* begin Dataset extract *
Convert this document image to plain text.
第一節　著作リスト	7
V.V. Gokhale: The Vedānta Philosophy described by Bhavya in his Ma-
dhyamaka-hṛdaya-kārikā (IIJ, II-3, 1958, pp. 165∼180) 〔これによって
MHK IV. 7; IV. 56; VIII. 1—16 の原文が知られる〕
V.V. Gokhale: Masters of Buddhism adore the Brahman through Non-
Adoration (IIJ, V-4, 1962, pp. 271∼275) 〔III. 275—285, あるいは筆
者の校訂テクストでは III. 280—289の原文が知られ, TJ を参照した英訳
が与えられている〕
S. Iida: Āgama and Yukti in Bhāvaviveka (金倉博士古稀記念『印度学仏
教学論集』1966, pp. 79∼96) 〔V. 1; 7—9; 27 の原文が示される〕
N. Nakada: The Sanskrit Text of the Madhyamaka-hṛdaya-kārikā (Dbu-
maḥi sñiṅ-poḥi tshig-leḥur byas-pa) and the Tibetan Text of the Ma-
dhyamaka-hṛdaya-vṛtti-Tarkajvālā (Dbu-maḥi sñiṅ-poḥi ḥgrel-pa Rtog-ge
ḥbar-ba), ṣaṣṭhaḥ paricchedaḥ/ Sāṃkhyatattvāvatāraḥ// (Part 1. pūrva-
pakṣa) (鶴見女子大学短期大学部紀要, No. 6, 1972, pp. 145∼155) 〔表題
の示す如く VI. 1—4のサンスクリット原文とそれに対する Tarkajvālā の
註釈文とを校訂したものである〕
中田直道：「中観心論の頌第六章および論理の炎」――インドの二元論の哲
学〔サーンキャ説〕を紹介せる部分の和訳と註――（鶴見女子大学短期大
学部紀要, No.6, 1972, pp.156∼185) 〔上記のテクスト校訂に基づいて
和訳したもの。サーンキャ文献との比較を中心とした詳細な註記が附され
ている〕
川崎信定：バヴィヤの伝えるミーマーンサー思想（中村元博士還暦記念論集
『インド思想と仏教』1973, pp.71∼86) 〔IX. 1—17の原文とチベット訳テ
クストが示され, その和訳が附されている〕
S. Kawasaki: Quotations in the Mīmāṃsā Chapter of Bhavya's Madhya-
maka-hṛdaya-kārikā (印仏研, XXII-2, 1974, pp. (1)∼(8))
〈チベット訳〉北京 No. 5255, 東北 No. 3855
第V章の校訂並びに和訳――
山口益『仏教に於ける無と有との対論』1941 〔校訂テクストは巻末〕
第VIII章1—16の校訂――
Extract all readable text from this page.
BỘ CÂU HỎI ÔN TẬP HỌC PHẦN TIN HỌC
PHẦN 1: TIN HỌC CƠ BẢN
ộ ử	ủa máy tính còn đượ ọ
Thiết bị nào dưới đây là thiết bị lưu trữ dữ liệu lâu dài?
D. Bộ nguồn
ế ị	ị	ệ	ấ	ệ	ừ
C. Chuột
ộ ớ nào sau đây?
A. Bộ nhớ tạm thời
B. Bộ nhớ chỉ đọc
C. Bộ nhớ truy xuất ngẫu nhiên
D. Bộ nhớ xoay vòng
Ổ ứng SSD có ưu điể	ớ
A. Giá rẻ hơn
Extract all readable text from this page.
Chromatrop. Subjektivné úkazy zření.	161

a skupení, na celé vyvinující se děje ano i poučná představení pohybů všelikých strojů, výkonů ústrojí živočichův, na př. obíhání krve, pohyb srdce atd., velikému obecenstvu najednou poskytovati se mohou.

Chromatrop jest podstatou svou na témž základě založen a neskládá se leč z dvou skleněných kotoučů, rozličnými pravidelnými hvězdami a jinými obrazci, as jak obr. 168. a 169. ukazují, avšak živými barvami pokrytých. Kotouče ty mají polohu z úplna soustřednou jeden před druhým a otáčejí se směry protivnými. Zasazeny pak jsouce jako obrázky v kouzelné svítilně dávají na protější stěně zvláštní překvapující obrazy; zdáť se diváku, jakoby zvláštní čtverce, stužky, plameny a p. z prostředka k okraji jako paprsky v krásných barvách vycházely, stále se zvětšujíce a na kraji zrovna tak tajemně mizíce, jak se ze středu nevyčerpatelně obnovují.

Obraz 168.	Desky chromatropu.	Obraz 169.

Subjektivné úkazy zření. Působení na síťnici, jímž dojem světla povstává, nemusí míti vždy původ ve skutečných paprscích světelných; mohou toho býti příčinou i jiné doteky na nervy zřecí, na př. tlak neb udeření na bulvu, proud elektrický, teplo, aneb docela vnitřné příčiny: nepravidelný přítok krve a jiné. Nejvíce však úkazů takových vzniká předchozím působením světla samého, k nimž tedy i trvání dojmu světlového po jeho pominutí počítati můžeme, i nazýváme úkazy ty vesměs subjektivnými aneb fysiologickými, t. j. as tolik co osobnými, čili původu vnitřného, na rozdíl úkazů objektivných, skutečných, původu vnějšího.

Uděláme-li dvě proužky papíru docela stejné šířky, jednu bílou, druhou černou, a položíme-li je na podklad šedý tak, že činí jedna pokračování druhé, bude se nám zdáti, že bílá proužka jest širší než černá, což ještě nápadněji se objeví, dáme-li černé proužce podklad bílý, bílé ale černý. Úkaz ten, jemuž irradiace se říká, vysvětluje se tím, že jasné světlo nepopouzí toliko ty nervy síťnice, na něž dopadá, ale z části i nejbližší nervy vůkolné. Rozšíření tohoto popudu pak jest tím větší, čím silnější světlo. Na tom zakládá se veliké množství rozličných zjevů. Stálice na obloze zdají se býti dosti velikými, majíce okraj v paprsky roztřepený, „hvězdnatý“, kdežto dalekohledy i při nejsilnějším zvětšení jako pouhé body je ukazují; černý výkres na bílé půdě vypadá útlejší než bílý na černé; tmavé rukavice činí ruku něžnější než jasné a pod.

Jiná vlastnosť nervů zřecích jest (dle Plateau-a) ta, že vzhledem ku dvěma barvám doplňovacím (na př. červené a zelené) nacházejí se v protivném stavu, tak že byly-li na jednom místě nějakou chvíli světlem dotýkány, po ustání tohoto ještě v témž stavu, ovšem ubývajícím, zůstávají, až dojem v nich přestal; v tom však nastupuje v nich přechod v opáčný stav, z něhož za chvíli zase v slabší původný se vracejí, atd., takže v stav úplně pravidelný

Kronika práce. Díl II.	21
* end Dataset extract *
Stated goal => Return all of the data precisely as it appears.

Written response =>
Convert this document image to plain text.
第一節　著作リスト	7
V.V. Gokhale: The Vedānta Philosophy described by Bhavya in his Ma-
dhyamaka-hṛdaya-kārikā (IIJ, II-3, 1958, pp. 165∼180) 〔これによって
MHK IV. 7; IV. 56; VIII. 1—16 の原文が知られる〕
V.V. Gokhale: Masters of Buddhism adore the Brahman through Non-
Adoration (IIJ, V-4, 1962, pp. 271∼275) 〔III. 275—285, あるいは筆
者の校訂テクストでは III. 280—289の原文が知られ, TJ を参照した英訳
が与えられている〕
S. Iida: Āgama and Yukti in Bhāvaviveka (金倉博士古稀記念『印度学仏
教学論集』1966, pp. 79∼96) 〔V. 1; 7—9; 27 の原文が示される〕
N. Nakada: The Sanskrit Text of the Madhyamaka-hṛdaya-kārikā (Dbu-
maḥi sñiṅ-poḥi tshig-leḥur byas-pa) and the Tibetan Text of the Ma-
dhyamaka-hṛdaya-vṛtti-Tarkajvālā (Dbu-maḥi sñiṅ-poḥi ḥgrel-pa Rtog-ge
ḥbar-ba), ṣaṣṭhaḥ paricchedaḥ/ Sāṃkhyatattvāvatāraḥ// (Part 1. pūrva-
pakṣa) (鶴見女子大学短期大学部紀要, No. 6, 1972, pp. 145∼155) 〔表題
の示す如く VI. 1—4のサンスクリット原文とそれに対する Tarkajvālā の
註釈文とを校訂したものである〕
中田直道：「中観心論の頌第六章および論理の炎」――インドの二元論の哲
学〔サーンキャ説〕を紹介せる部分の和訳と註――（鶴見女子大学短期大
学部紀要, No.6, 1972, pp.156∼185) 〔上記のテクスト校訂に基づいて
和訳したもの。サーンキャ文献との比較を中心とした詳細な註記が附され
ている〕
川崎信定：バヴィヤの伝えるミーマーンサー思想（中村元博士還暦記念論集
『インド思想と仏教』1973, pp.71∼86) 〔IX. 1—17の原文とチベット訳テ
クストが示され, その和訳が附されている〕
S. Kawasaki: Quotations in the Mīmāṃsā Chapter of Bhavya's Madhya-
maka-hṛdaya-kārikā (印仏研, XXII-2, 1974, pp. (1)∼(8))
〈チベット訳〉北京 No. 5255, 東北 No. 3855
第V章の校訂並びに和訳――
山口益『仏教に於ける無と有との対論』1941 〔校訂テクストは巻末〕
第VIII章1—16の校訂――
Extract all readable text from this page.
BỘ CÂU HỎI ÔN TẬP HỌC PHẦN TIN HỌC
PHẦN 1: TIN HỌC CƠ BẢN
ộ ử	ủa máy tính còn đượ ọ
Thiết bị nào dưới đây là thiết bị lưu trữ dữ liệu lâu dài?
D. Bộ nguồn
ế ị	ị	ệ	ấ	ệ	ừ
C. Chuột
ộ ớ nào sau đây?
A. Bộ nhớ tạm thời
B. Bộ nhớ chỉ đọc
C. Bộ nhớ truy xuất ngẫu nhiên
D. Bộ nhớ xoay vòng
Ổ ứng SSD có ưu điể	ớ
A. Giá rẻ hơn
Extract all readable text from this page.
Chromatrop. Subjektivné úkazy zření.	161

a skupení, na celé vyvinující se děje ano i poučná představení pohybů všelikých strojů, výkonů ústrojí živočichův, na př. obíhání krve, pohyb srdce atd., velikému obecenstvu najednou poskytovati se mohou.

Chromatrop jest podstatou svou na témž základě založen a neskládá se leč z dvou skleněných kotoučů, rozličnými pravidelnými hvězdami a jinými obrazci, as jak obr. 168. a 169. ukazují, avšak živými barvami pokrytých. Kotouče ty mají polohu z úplna soustřednou jeden před druhým a otáčejí se směry protivnými. Zasazeny pak jsouce jako obrázky v kouzelné svítilně dávají na protější stěně zvláštní překvapující obrazy; zdáť se diváku, jakoby zvláštní čtverce, stužky, plameny a p. z prostředka k okraji jako paprsky v krásných barvách vycházely, stále se zvětšujíce a na kraji zrovna tak tajemně mizíce, jak se ze středu nevyčerpatelně obnovují.

Obraz 168.	Desky chromatropu.	Obraz 169.

Subjektivné úkazy zření. Působení na síťnici, jímž dojem světla povstává, nemusí míti vždy původ ve skutečných paprscích světelných; mohou toho býti příčinou i jiné doteky na nervy zřecí, na př. tlak neb udeření na bulvu, proud elektrický, teplo, aneb docela vnitřné příčiny: nepravidelný přítok krve a jiné. Nejvíce však úkazů takových vzniká předchozím působením světla samého, k nimž tedy i trvání dojmu světlového po jeho pominutí počítati můžeme, i nazýváme úkazy ty vesměs subjektivnými aneb fysiologickými, t. j. as tolik co osobnými, čili původu vnitřného, na rozdíl úkazů objektivných, skutečných, původu vnějšího.

Uděláme-li dvě proužky papíru docela stejné šířky, jednu bílou, druhou černou, a položíme-li je na podklad šedý tak, že činí jedna pokračování druhé, bude se nám zdáti, že bílá proužka jest širší než černá, což ještě nápadněji se objeví, dáme-li černé proužce podklad bílý, bílé ale černý. Úkaz ten, jemuž irradiace se říká, vysvětluje se tím, že jasné světlo nepopouzí toliko ty nervy síťnice, na něž dopadá, ale z části i nejbližší nervy vůkolné. Rozšíření tohoto popudu pak jest tím větší, čím silnější světlo. Na tom zakládá se veliké množství rozličných zjevů. Stálice na obloze zdají se býti dosti velikými, majíce okraj v paprsky roztřepený, „hvězdnatý“, kdežto dalekohledy i při nejsilnějším zvětšení jako pouhé body je ukazují; černý výkres na bílé půdě vypadá útlejší než bílý na černé; tmavé rukavice činí ruku něžnější než jasné a pod.

Jiná vlastnosť nervů zřecích jest (dle Plateau-a) ta, že vzhledem ku dvěma barvám doplňovacím (na př. červené a zelené) nacházejí se v protivném stavu, tak že byly-li na jednom místě nějakou chvíli světlem dotýkány, po ustání tohoto ještě v témž stavu, ovšem ubývajícím, zůstávají, až dojem v nich přestal; v tom však nastupuje v nich přechod v opáčný stav, z něhož za chvíli zase v slabší původný se vracejí, atd., takže v stav úplně pravidelný

Kronika práce. Díl II.	21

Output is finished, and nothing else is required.